## EXERCISE AIM
Nothing should be left out: output all of the entries exactly.
━━━ DATA PROVIDED
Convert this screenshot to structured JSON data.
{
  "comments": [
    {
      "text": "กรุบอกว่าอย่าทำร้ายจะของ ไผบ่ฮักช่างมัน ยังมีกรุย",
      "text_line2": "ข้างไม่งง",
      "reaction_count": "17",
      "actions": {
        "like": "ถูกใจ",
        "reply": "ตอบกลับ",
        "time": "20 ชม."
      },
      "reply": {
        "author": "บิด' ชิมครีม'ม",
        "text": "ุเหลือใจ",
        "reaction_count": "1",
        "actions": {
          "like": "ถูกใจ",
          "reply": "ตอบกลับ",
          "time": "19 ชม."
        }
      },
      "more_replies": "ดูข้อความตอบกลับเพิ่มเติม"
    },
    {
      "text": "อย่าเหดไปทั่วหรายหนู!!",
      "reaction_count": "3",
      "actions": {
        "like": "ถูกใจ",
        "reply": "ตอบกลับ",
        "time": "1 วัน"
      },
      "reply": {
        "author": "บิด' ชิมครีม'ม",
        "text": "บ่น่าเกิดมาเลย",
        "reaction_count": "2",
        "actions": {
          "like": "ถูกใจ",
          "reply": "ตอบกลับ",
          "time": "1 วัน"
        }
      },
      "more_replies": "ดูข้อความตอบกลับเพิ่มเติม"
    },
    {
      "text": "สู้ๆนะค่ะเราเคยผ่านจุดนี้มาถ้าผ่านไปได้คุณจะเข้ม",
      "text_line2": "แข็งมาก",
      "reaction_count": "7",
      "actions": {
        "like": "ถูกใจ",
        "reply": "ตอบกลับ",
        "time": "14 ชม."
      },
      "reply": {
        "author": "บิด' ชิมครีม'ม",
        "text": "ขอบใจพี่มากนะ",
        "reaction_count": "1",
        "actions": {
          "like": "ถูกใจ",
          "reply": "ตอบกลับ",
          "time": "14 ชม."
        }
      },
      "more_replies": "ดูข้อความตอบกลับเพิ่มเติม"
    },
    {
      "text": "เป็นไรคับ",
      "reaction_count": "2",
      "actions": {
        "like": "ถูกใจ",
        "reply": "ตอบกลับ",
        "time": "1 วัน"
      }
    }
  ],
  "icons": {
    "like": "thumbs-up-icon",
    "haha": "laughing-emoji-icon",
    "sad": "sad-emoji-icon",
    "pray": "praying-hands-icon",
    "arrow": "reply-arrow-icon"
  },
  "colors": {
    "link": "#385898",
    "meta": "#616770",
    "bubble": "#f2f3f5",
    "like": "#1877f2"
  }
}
━━━━━━
## WRITTEN REPLY
Convert this screenshot to structured JSON data.
{
  "comments": [
    {
      "text": "กรุบอกว่าอย่าทำร้ายจะของ ไผบ่ฮักช่างมัน ยังมีกรุย",
      "text_line2": "ข้างไม่งง",
      "reaction_count": "17",
      "actions": {
        "like": "ถูกใจ",
        "reply": "ตอบกลับ",
        "time": "20 ชม."
      },
      "reply": {
        "author": "บิด' ชิมครีม'ม",
        "text": "ุเหลือใจ",
        "reaction_count": "1",
        "actions": {
          "like": "ถูกใจ",
          "reply": "ตอบกลับ",
          "time": "19 ชม."
        }
      },
      "more_replies": "ดูข้อความตอบกลับเพิ่มเติม"
    },
    {
      "text": "อย่าเหดไปทั่วหรายหนู!!",
      "reaction_count": "3",
      "actions": {
        "like": "ถูกใจ",
        "reply": "ตอบกลับ",
        "time": "1 วัน"
      },
      "reply": {
        "author": "บิด' ชิมครีม'ม",
        "text": "บ่น่าเกิดมาเลย",
        "reaction_count": "2",
        "actions": {
          "like": "ถูกใจ",
          "reply": "ตอบกลับ",
          "time": "1 วัน"
        }
      },
      "more_replies": "ดูข้อความตอบกลับเพิ่มเติม"
    },
    {
      "text": "สู้ๆนะค่ะเราเคยผ่านจุดนี้มาถ้าผ่านไปได้คุณจะเข้ม",
      "text_line2": "แข็งมาก",
      "reaction_count": "7",
      "actions": {
        "like": "ถูกใจ",
        "reply": "ตอบกลับ",
        "time": "14 ชม."
      },
      "reply": {
        "author": "บิด' ชิมครีม'ม",
        "text": "ขอบใจพี่มากนะ",
        "reaction_count": "1",
        "actions": {
          "like": "ถูกใจ",
          "reply": "ตอบกลับ",
          "time": "14 ชม."
        }
      },
      "more_replies": "ดูข้อความตอบกลับเพิ่มเติม"
    },
    {
      "text": "เป็นไรคับ",
      "reaction_count": "2",
      "actions": {
        "like": "ถูกใจ",
        "reply": "ตอบกลับ",
        "time": "1 วัน"
      }
    }
  ],
  "icons": {
    "like": "thumbs-up-icon",
    "haha": "laughing-emoji-icon",
    "sad": "sad-emoji-icon",
    "pray": "praying-hands-icon",
    "arrow": "reply-arrow-icon"
  },
  "colors": {
    "link": "#385898",
    "meta": "#616770",
    "bubble": "#f2f3f5",
    "like": "#1877f2"
  }
}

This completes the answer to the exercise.